Challenge - Pull every line containing "轮式突击炮" from the entries.

(Dataset excerpts)

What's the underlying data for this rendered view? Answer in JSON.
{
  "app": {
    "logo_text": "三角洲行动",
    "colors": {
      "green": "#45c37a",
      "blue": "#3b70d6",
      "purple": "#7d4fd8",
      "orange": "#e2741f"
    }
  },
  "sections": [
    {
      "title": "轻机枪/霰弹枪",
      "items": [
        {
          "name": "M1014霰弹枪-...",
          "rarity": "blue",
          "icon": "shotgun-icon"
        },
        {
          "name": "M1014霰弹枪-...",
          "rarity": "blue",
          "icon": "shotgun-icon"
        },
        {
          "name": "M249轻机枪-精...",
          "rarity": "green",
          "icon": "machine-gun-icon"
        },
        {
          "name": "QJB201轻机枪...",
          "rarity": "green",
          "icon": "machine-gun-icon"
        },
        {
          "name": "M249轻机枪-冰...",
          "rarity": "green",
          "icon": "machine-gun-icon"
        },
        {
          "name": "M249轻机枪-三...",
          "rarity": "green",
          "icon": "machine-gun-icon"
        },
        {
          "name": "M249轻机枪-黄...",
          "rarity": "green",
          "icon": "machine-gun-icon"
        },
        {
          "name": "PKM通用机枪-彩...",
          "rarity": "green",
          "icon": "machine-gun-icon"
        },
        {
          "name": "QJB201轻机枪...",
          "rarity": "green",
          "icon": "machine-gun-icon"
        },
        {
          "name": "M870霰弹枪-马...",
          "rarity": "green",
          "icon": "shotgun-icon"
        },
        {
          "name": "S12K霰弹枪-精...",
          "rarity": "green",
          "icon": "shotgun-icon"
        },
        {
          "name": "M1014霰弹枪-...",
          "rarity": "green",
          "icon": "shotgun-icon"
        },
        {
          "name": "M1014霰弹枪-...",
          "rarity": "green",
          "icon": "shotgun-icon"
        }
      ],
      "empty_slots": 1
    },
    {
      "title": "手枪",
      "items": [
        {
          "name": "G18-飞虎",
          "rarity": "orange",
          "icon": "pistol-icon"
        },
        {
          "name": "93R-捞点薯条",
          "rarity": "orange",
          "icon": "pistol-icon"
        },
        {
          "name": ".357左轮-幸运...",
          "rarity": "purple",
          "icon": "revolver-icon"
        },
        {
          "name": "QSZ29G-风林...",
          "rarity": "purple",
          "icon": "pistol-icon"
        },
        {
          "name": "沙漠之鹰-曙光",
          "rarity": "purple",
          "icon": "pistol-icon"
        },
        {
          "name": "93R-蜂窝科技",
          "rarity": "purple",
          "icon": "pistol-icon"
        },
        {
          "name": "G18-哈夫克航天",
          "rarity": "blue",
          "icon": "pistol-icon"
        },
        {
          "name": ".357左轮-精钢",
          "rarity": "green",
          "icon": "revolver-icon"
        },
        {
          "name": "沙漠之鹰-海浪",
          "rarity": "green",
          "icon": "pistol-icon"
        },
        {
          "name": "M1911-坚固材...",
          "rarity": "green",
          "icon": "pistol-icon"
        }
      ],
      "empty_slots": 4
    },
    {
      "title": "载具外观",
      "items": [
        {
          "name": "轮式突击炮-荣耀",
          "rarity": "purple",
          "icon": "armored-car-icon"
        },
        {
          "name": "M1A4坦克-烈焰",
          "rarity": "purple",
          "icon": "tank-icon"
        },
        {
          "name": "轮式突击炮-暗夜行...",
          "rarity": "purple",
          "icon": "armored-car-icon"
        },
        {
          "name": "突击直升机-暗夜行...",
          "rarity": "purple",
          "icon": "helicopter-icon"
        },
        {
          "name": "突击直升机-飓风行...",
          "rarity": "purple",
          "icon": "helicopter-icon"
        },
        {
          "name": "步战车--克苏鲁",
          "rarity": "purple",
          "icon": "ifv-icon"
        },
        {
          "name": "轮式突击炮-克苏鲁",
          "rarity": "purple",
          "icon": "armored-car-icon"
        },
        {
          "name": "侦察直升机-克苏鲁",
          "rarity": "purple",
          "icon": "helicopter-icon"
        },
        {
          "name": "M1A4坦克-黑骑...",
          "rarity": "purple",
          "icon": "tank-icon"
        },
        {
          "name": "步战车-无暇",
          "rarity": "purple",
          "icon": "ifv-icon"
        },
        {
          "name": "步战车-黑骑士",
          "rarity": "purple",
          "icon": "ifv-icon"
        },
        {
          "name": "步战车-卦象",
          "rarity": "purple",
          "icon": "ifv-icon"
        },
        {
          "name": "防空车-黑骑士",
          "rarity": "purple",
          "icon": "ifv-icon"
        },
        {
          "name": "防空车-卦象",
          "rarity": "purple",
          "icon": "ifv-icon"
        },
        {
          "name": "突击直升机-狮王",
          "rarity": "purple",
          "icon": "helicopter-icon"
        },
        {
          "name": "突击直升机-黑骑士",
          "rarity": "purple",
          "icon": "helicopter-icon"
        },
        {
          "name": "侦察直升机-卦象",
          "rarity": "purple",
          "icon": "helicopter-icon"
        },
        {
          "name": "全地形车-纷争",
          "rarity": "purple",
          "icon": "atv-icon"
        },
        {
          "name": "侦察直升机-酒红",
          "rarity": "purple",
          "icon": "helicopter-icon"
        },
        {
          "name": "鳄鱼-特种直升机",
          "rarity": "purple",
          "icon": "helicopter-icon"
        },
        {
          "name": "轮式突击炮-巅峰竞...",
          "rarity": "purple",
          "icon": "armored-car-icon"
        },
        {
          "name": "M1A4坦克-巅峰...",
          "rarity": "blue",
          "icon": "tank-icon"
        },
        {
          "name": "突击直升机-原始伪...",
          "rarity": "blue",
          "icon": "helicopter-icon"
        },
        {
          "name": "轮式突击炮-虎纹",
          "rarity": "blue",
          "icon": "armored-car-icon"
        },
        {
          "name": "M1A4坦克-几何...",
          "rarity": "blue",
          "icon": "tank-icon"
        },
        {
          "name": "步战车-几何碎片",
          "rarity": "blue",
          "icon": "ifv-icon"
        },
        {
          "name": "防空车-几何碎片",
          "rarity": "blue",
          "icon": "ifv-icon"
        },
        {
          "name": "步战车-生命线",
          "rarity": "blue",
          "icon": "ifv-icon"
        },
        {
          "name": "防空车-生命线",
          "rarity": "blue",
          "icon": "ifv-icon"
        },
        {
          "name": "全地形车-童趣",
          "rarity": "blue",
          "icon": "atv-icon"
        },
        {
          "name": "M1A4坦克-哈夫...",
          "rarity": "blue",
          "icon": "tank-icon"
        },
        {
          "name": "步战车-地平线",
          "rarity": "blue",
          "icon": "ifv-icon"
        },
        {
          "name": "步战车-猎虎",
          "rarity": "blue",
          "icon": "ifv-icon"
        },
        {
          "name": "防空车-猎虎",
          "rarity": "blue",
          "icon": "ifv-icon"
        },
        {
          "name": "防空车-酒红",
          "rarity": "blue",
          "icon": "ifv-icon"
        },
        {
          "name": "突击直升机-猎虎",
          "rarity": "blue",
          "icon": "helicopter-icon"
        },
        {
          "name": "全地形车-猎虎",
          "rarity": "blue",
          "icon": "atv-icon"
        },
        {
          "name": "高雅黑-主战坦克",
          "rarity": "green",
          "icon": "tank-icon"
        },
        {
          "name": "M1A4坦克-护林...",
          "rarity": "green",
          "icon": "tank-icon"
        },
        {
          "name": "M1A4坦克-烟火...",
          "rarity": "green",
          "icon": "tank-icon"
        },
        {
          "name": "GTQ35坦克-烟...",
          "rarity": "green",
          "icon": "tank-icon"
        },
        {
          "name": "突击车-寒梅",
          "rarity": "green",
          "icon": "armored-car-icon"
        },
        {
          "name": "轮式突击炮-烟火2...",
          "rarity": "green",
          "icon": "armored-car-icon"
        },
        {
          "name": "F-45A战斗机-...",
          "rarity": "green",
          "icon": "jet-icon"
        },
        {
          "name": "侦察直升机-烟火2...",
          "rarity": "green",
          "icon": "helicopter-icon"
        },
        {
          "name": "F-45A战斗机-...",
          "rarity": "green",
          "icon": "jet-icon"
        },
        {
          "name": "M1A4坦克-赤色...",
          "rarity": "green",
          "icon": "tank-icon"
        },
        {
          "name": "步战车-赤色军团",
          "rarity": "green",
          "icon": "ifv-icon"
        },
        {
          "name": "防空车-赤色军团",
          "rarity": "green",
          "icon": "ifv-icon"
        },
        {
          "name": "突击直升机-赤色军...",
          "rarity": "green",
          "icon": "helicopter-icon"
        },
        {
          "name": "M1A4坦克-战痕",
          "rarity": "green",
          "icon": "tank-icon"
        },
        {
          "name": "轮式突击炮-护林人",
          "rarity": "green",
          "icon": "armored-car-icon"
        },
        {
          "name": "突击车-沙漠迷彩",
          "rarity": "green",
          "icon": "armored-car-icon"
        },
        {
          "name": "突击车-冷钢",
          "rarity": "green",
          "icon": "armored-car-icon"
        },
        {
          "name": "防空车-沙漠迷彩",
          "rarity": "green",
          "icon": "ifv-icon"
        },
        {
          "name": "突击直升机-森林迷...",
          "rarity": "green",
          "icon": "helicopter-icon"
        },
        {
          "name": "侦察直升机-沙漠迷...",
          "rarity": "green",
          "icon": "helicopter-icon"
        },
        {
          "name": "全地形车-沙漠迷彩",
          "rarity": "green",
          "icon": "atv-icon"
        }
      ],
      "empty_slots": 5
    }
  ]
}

Task result -
          "name": "轮式突击炮-荣耀",
          "name": "轮式突击炮-暗夜行...",
          "name": "轮式突击炮-克苏鲁",
          "name": "轮式突击炮-巅峰竞...",
          "name": "轮式突击炮-虎纹",
          "name": "轮式突击炮-烟火2...",
          "name": "轮式突击炮-护林人",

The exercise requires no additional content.